Do this: Give every line of the data again, unchanged, but with no pictures.

Data in this exercise:

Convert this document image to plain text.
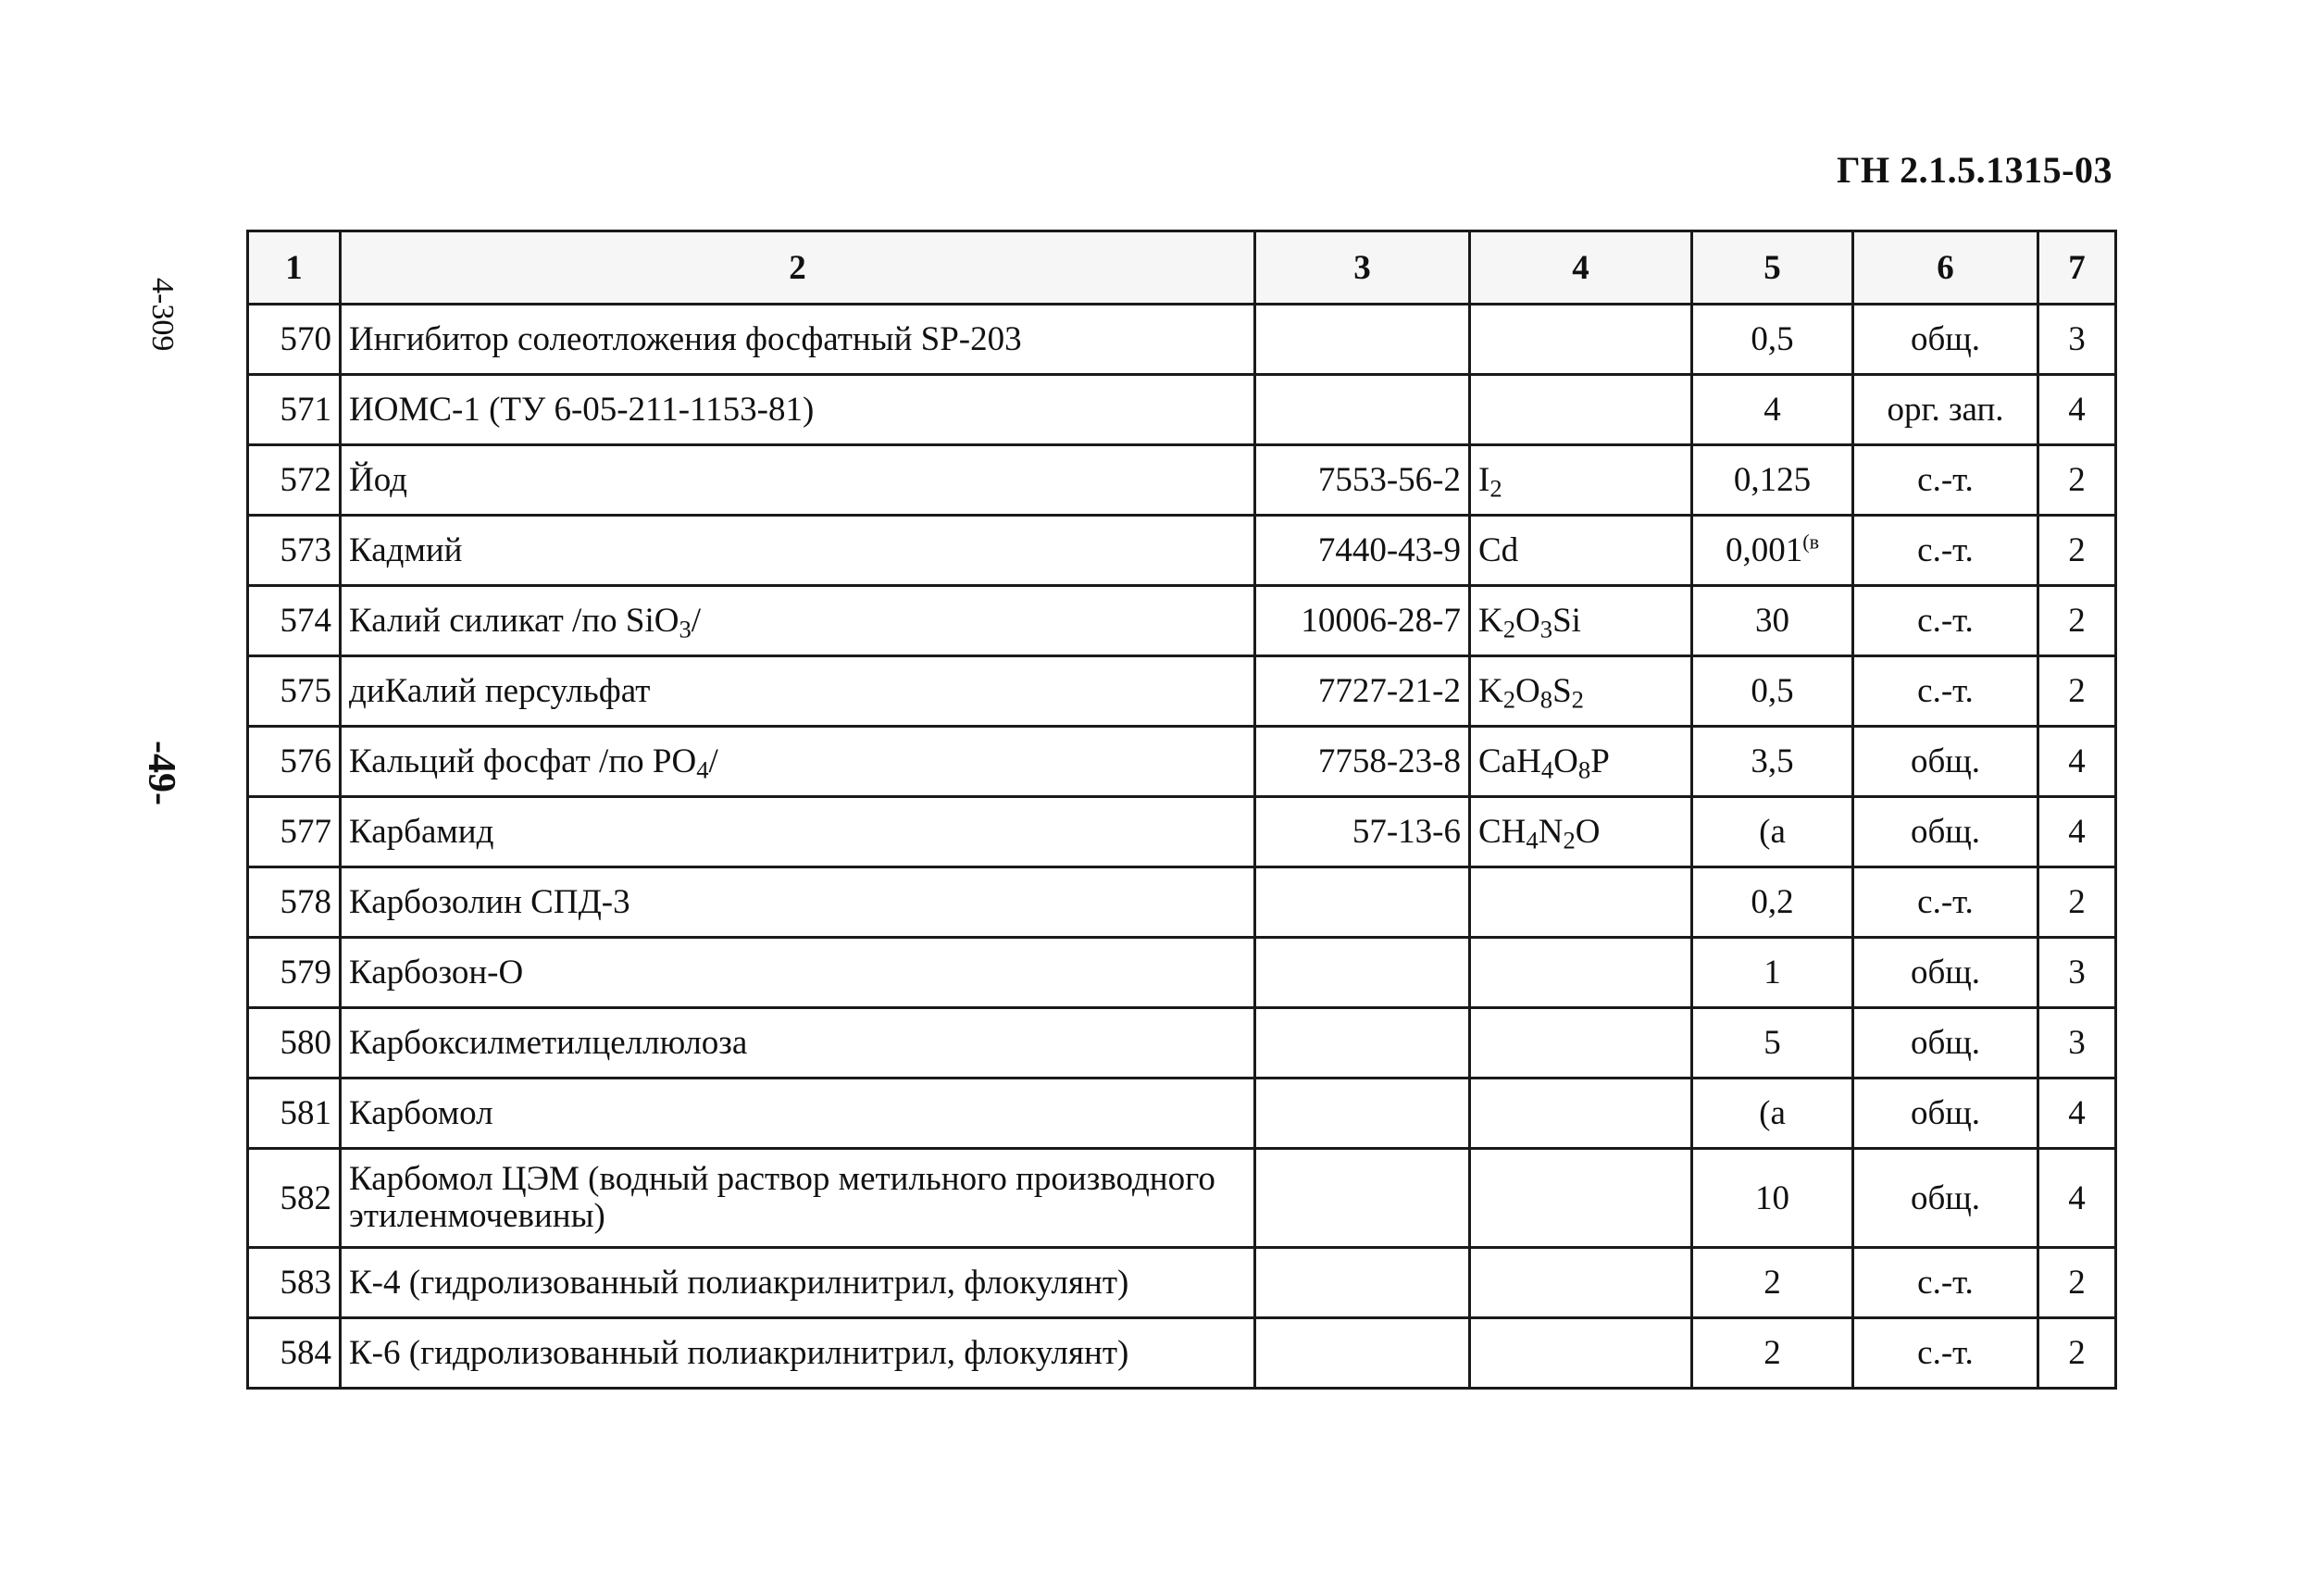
ГН 2.1.5.1315-03
4-309
-49-
1	2	3	4	5	6	7
570	Ингибитор солеотложения фосфатный SP-203			0,5	общ.	3
571	ИОМС-1 (ТУ 6-05-211-1153-81)			4	орг. зап.	4
572	Йод	7553-56-2	$I_2$	0,125	с.-т.	2
573	Кадмий	7440-43-9	Cd	$0,001^{(в}$	с.-т.	2
574	Калий силикат /по SiO$_3$/	10006-28-7	$K_2O_3Si$	30	с.-т.	2
575	диКалий персульфат	7727-21-2	$K_2O_8S_2$	0,5	с.-т.	2
576	Кальций фосфат /по $PO_4/$	7758-23-8	$CaH_4O_8P$	3,5	общ.	4
577	Карбамид	57-13-6	$CH_4N_2O$	(а	общ.	4
578	Карбозолин СПД-3			0,2	с.-т.	2
579	Карбозон-О			1	общ.	3
580	Карбоксилметилцеллюлоза			5	общ.	3
581	Карбомол			(а	общ.	4
582	Карбомол ЦЭМ (водный раствор метильного производного этиленмочевины)			10	общ.	4
583	К-4 (гидролизованный полиакрилнитрил, флокулянт)			2	с.-т.	2
584	К-6 (гидролизованный полиакрилнитрил, флокулянт)			2	с.-т.	2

Response:
Convert this document image to plain text.
ГН 2.1.5.1315-03
4-309
-49-
1	2	3	4	5	6	7
570	Ингибитор солеотложения фосфатный SP-203			0,5	общ.	3
571	ИОМС-1 (ТУ 6-05-211-1153-81)			4	орг. зап.	4
572	Йод	7553-56-2	$I_2$	0,125	с.-т.	2
573	Кадмий	7440-43-9	Cd	$0,001^{(в}$	с.-т.	2
574	Калий силикат /по SiO$_3$/	10006-28-7	$K_2O_3Si$	30	с.-т.	2
575	диКалий персульфат	7727-21-2	$K_2O_8S_2$	0,5	с.-т.	2
576	Кальций фосфат /по $PO_4/$	7758-23-8	$CaH_4O_8P$	3,5	общ.	4
577	Карбамид	57-13-6	$CH_4N_2O$	(а	общ.	4
578	Карбозолин СПД-3			0,2	с.-т.	2
579	Карбозон-О			1	общ.	3
580	Карбоксилметилцеллюлоза			5	общ.	3
581	Карбомол			(а	общ.	4
582	Карбомол ЦЭМ (водный раствор метильного производного этиленмочевины)			10	общ.	4
583	К-4 (гидролизованный полиакрилнитрил, флокулянт)			2	с.-т.	2
584	К-6 (гидролизованный полиакрилнитрил, флокулянт)			2	с.-т.	2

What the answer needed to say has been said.